GIVEN INSTRUCTION :: Find every line containing the word "this" and report the count, nothing more.

RECORDS SHOWN ::
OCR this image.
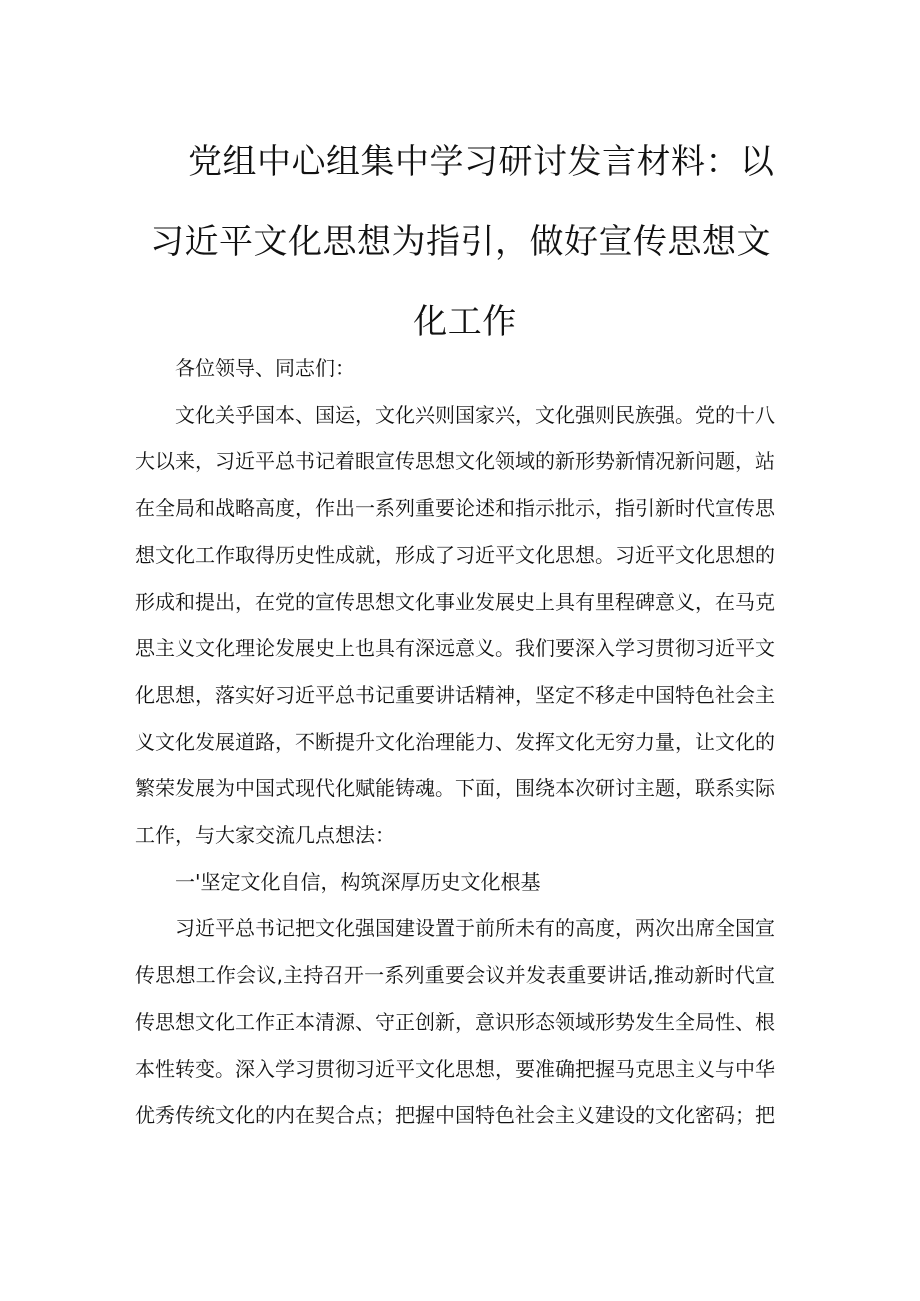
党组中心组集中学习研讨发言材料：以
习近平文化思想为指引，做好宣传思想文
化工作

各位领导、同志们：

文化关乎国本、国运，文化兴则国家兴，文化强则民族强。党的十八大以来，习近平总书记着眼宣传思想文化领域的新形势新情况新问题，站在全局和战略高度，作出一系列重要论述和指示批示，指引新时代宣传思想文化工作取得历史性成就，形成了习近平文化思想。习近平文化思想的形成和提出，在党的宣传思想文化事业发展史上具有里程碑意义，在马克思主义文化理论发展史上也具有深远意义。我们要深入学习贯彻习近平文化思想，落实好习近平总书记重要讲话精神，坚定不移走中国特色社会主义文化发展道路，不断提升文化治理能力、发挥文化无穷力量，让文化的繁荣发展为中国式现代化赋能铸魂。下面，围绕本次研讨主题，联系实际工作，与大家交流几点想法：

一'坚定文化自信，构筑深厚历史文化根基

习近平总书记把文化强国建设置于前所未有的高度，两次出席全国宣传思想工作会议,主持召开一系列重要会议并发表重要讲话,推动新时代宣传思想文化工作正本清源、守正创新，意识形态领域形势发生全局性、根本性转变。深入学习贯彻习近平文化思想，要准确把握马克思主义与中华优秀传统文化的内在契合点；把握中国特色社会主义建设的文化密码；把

---

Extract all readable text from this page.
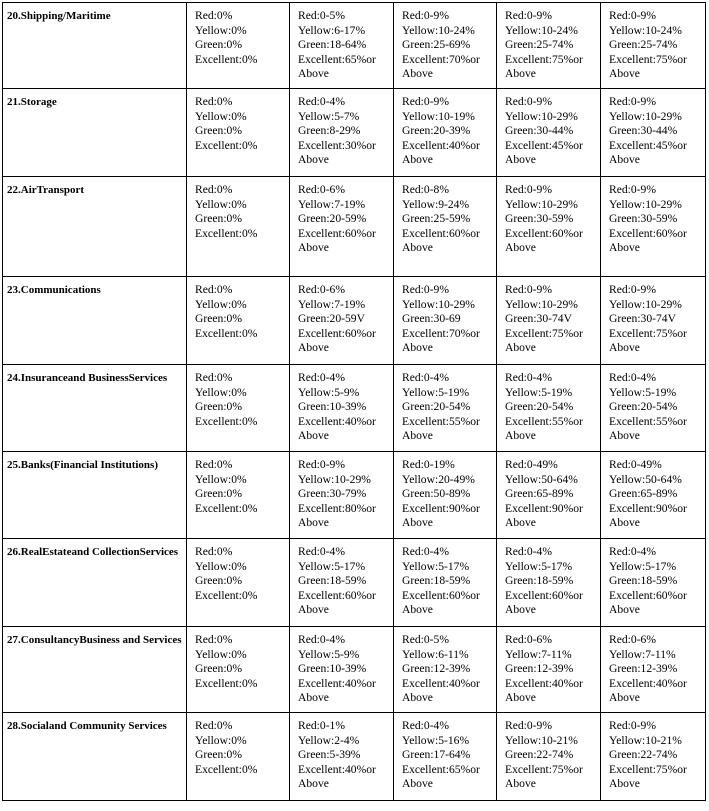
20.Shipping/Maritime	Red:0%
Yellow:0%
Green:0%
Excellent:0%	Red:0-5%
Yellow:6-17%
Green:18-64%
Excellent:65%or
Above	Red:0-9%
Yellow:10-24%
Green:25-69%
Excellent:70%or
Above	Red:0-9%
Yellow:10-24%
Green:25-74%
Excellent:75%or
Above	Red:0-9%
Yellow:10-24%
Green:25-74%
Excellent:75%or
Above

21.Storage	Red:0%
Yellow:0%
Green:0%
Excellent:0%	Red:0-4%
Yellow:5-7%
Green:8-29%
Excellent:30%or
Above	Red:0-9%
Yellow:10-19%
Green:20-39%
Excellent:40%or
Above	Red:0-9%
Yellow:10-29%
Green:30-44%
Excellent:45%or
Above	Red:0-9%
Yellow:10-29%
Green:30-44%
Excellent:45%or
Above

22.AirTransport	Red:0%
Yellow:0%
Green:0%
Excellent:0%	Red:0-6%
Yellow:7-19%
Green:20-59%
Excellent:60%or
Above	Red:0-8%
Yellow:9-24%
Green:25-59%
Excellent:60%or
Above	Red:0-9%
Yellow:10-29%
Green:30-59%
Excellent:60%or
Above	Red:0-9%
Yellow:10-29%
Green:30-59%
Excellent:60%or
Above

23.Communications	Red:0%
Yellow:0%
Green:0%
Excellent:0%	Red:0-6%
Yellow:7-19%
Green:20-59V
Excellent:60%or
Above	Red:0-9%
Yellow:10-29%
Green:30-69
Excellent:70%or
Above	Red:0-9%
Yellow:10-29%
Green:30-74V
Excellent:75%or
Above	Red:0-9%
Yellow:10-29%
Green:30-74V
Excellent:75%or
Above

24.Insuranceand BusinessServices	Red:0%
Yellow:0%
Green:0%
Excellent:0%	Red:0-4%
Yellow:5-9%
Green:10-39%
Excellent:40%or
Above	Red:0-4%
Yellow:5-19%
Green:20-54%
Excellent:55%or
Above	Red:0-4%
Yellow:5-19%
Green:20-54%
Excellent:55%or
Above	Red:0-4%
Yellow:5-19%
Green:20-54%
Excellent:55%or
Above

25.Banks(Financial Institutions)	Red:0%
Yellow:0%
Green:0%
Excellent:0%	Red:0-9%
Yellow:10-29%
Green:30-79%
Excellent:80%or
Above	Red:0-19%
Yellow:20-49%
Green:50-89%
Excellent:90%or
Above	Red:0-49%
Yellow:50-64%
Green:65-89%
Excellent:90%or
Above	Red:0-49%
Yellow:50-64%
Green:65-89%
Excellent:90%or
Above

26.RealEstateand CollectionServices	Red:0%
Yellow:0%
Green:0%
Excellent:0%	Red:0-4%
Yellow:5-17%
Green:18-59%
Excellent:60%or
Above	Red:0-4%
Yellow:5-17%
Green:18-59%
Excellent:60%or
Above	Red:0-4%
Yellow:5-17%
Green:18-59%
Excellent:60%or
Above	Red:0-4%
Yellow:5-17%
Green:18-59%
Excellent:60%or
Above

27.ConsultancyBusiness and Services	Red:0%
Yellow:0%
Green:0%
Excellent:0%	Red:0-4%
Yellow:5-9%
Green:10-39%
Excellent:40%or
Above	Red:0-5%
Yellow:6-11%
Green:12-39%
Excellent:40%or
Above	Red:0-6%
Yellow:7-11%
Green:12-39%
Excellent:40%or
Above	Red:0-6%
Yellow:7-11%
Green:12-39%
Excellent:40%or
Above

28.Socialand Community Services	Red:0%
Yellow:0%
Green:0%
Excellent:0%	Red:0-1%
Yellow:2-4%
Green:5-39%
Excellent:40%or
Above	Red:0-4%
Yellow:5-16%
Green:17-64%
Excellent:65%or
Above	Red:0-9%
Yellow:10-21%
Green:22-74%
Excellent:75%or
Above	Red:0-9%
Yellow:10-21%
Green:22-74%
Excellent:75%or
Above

RESPONSE TO THE EXERCISE :: 2